STATED EXERCISE:
Your task is to transcribe the data in full.

ENTRIES PROVIDED:
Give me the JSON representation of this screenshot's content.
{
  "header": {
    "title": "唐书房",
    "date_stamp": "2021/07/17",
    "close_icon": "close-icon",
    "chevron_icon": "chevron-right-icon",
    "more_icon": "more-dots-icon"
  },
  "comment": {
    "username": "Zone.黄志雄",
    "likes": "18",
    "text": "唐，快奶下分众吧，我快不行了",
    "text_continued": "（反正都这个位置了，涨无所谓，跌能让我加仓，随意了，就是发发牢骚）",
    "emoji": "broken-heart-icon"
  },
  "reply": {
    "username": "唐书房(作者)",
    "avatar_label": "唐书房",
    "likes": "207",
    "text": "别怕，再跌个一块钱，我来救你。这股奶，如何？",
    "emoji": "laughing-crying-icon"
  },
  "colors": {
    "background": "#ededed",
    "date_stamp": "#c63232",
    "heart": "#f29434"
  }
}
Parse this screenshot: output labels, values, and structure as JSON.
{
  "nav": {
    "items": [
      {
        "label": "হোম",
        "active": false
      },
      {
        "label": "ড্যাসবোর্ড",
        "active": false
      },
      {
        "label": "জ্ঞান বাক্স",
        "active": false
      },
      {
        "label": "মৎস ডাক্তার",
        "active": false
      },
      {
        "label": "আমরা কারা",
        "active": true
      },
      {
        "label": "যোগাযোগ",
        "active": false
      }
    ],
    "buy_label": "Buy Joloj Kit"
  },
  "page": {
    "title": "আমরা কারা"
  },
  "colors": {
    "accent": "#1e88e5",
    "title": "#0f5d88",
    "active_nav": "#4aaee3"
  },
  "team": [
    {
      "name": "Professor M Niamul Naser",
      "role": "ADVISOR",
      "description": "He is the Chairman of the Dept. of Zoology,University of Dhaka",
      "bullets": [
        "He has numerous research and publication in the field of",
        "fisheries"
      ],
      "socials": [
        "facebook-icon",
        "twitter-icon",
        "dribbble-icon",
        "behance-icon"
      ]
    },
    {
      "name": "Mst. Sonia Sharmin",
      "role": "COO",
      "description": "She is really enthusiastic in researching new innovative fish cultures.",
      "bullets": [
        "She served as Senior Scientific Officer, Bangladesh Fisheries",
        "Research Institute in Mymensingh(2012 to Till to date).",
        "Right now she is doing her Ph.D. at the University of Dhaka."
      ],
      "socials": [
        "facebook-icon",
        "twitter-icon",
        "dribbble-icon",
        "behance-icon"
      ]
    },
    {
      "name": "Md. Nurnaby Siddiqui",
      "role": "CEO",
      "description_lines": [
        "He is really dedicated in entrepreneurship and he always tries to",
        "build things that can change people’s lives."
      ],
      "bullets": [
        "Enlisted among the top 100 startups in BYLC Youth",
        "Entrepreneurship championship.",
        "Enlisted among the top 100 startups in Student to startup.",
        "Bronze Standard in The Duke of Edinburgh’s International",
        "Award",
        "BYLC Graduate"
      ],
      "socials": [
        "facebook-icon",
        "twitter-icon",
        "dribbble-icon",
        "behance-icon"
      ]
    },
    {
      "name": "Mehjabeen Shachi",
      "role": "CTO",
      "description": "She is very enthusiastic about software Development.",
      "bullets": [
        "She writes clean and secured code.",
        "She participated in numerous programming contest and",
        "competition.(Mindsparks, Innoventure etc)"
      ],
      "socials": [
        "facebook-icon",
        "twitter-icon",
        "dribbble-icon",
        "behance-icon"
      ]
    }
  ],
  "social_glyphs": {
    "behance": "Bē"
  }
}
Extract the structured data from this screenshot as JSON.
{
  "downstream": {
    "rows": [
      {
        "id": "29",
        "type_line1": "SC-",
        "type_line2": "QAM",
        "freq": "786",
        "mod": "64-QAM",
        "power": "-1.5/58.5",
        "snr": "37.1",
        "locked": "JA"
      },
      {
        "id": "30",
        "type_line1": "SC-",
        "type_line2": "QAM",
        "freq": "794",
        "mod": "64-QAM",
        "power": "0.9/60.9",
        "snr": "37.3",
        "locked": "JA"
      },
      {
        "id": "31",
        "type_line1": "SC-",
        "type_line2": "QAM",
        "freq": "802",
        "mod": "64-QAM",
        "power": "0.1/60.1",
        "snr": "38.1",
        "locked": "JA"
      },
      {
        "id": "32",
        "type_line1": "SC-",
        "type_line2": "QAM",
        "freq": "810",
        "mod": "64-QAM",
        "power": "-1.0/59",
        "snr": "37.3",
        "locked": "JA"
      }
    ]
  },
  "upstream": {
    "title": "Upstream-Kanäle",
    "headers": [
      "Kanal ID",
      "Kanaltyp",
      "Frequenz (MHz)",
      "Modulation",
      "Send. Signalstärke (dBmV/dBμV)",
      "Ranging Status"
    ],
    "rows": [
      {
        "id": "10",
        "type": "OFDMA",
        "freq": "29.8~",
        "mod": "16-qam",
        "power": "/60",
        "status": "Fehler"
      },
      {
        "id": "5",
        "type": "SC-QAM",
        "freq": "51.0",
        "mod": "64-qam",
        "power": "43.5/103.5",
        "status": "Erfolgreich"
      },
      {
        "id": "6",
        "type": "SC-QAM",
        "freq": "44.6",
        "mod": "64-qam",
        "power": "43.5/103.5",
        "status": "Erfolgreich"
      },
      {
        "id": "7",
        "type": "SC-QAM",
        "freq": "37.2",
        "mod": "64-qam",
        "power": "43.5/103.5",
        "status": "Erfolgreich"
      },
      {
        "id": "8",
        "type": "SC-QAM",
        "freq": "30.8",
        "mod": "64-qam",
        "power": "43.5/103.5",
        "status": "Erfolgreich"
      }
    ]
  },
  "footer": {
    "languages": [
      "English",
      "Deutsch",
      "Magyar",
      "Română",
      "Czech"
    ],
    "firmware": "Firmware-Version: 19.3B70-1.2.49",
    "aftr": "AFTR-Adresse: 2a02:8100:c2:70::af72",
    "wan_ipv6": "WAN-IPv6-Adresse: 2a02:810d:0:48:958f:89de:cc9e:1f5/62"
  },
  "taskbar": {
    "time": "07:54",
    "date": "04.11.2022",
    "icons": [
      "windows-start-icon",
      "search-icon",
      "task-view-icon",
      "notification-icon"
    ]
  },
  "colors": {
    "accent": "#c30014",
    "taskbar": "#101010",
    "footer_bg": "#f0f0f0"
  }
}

REPLY TO THE TASK:
Give me the JSON representation of this screenshot's content.
{
  "header": {
    "title": "唐书房",
    "date_stamp": "2021/07/17",
    "close_icon": "close-icon",
    "chevron_icon": "chevron-right-icon",
    "more_icon": "more-dots-icon"
  },
  "comment": {
    "username": "Zone.黄志雄",
    "likes": "18",
    "text": "唐，快奶下分众吧，我快不行了",
    "text_continued": "（反正都这个位置了，涨无所谓，跌能让我加仓，随意了，就是发发牢骚）",
    "emoji": "broken-heart-icon"
  },
  "reply": {
    "username": "唐书房(作者)",
    "avatar_label": "唐书房",
    "likes": "207",
    "text": "别怕，再跌个一块钱，我来救你。这股奶，如何？",
    "emoji": "laughing-crying-icon"
  },
  "colors": {
    "background": "#ededed",
    "date_stamp": "#c63232",
    "heart": "#f29434"
  }
}
Parse this screenshot: output labels, values, and structure as JSON.
{
  "nav": {
    "items": [
      {
        "label": "হোম",
        "active": false
      },
      {
        "label": "ড্যাসবোর্ড",
        "active": false
      },
      {
        "label": "জ্ঞান বাক্স",
        "active": false
      },
      {
        "label": "মৎস ডাক্তার",
        "active": false
      },
      {
        "label": "আমরা কারা",
        "active": true
      },
      {
        "label": "যোগাযোগ",
        "active": false
      }
    ],
    "buy_label": "Buy Joloj Kit"
  },
  "page": {
    "title": "আমরা কারা"
  },
  "colors": {
    "accent": "#1e88e5",
    "title": "#0f5d88",
    "active_nav": "#4aaee3"
  },
  "team": [
    {
      "name": "Professor M Niamul Naser",
      "role": "ADVISOR",
      "description": "He is the Chairman of the Dept. of Zoology,University of Dhaka",
      "bullets": [
        "He has numerous research and publication in the field of",
        "fisheries"
      ],
      "socials": [
        "facebook-icon",
        "twitter-icon",
        "dribbble-icon",
        "behance-icon"
      ]
    },
    {
      "name": "Mst. Sonia Sharmin",
      "role": "COO",
      "description": "She is really enthusiastic in researching new innovative fish cultures.",
      "bullets": [
        "She served as Senior Scientific Officer, Bangladesh Fisheries",
        "Research Institute in Mymensingh(2012 to Till to date).",
        "Right now she is doing her Ph.D. at the University of Dhaka."
      ],
      "socials": [
        "facebook-icon",
        "twitter-icon",
        "dribbble-icon",
        "behance-icon"
      ]
    },
    {
      "name": "Md. Nurnaby Siddiqui",
      "role": "CEO",
      "description_lines": [
        "He is really dedicated in entrepreneurship and he always tries to",
        "build things that can change people’s lives."
      ],
      "bullets": [
        "Enlisted among the top 100 startups in BYLC Youth",
        "Entrepreneurship championship.",
        "Enlisted among the top 100 startups in Student to startup.",
        "Bronze Standard in The Duke of Edinburgh’s International",
        "Award",
        "BYLC Graduate"
      ],
      "socials": [
        "facebook-icon",
        "twitter-icon",
        "dribbble-icon",
        "behance-icon"
      ]
    },
    {
      "name": "Mehjabeen Shachi",
      "role": "CTO",
      "description": "She is very enthusiastic about software Development.",
      "bullets": [
        "She writes clean and secured code.",
        "She participated in numerous programming contest and",
        "competition.(Mindsparks, Innoventure etc)"
      ],
      "socials": [
        "facebook-icon",
        "twitter-icon",
        "dribbble-icon",
        "behance-icon"
      ]
    }
  ],
  "social_glyphs": {
    "behance": "Bē"
  }
}
Extract the structured data from this screenshot as JSON.
{
  "downstream": {
    "rows": [
      {
        "id": "29",
        "type_line1": "SC-",
        "type_line2": "QAM",
        "freq": "786",
        "mod": "64-QAM",
        "power": "-1.5/58.5",
        "snr": "37.1",
        "locked": "JA"
      },
      {
        "id": "30",
        "type_line1": "SC-",
        "type_line2": "QAM",
        "freq": "794",
        "mod": "64-QAM",
        "power": "0.9/60.9",
        "snr": "37.3",
        "locked": "JA"
      },
      {
        "id": "31",
        "type_line1": "SC-",
        "type_line2": "QAM",
        "freq": "802",
        "mod": "64-QAM",
        "power": "0.1/60.1",
        "snr": "38.1",
        "locked": "JA"
      },
      {
        "id": "32",
        "type_line1": "SC-",
        "type_line2": "QAM",
        "freq": "810",
        "mod": "64-QAM",
        "power": "-1.0/59",
        "snr": "37.3",
        "locked": "JA"
      }
    ]
  },
  "upstream": {
    "title": "Upstream-Kanäle",
    "headers": [
      "Kanal ID",
      "Kanaltyp",
      "Frequenz (MHz)",
      "Modulation",
      "Send. Signalstärke (dBmV/dBμV)",
      "Ranging Status"
    ],
    "rows": [
      {
        "id": "10",
        "type": "OFDMA",
        "freq": "29.8~",
        "mod": "16-qam",
        "power": "/60",
        "status": "Fehler"
      },
      {
        "id": "5",
        "type": "SC-QAM",
        "freq": "51.0",
        "mod": "64-qam",
        "power": "43.5/103.5",
        "status": "Erfolgreich"
      },
      {
        "id": "6",
        "type": "SC-QAM",
        "freq": "44.6",
        "mod": "64-qam",
        "power": "43.5/103.5",
        "status": "Erfolgreich"
      },
      {
        "id": "7",
        "type": "SC-QAM",
        "freq": "37.2",
        "mod": "64-qam",
        "power": "43.5/103.5",
        "status": "Erfolgreich"
      },
      {
        "id": "8",
        "type": "SC-QAM",
        "freq": "30.8",
        "mod": "64-qam",
        "power": "43.5/103.5",
        "status": "Erfolgreich"
      }
    ]
  },
  "footer": {
    "languages": [
      "English",
      "Deutsch",
      "Magyar",
      "Română",
      "Czech"
    ],
    "firmware": "Firmware-Version: 19.3B70-1.2.49",
    "aftr": "AFTR-Adresse: 2a02:8100:c2:70::af72",
    "wan_ipv6": "WAN-IPv6-Adresse: 2a02:810d:0:48:958f:89de:cc9e:1f5/62"
  },
  "taskbar": {
    "time": "07:54",
    "date": "04.11.2022",
    "icons": [
      "windows-start-icon",
      "search-icon",
      "task-view-icon",
      "notification-icon"
    ]
  },
  "colors": {
    "accent": "#c30014",
    "taskbar": "#101010",
    "footer_bg": "#f0f0f0"
  }
}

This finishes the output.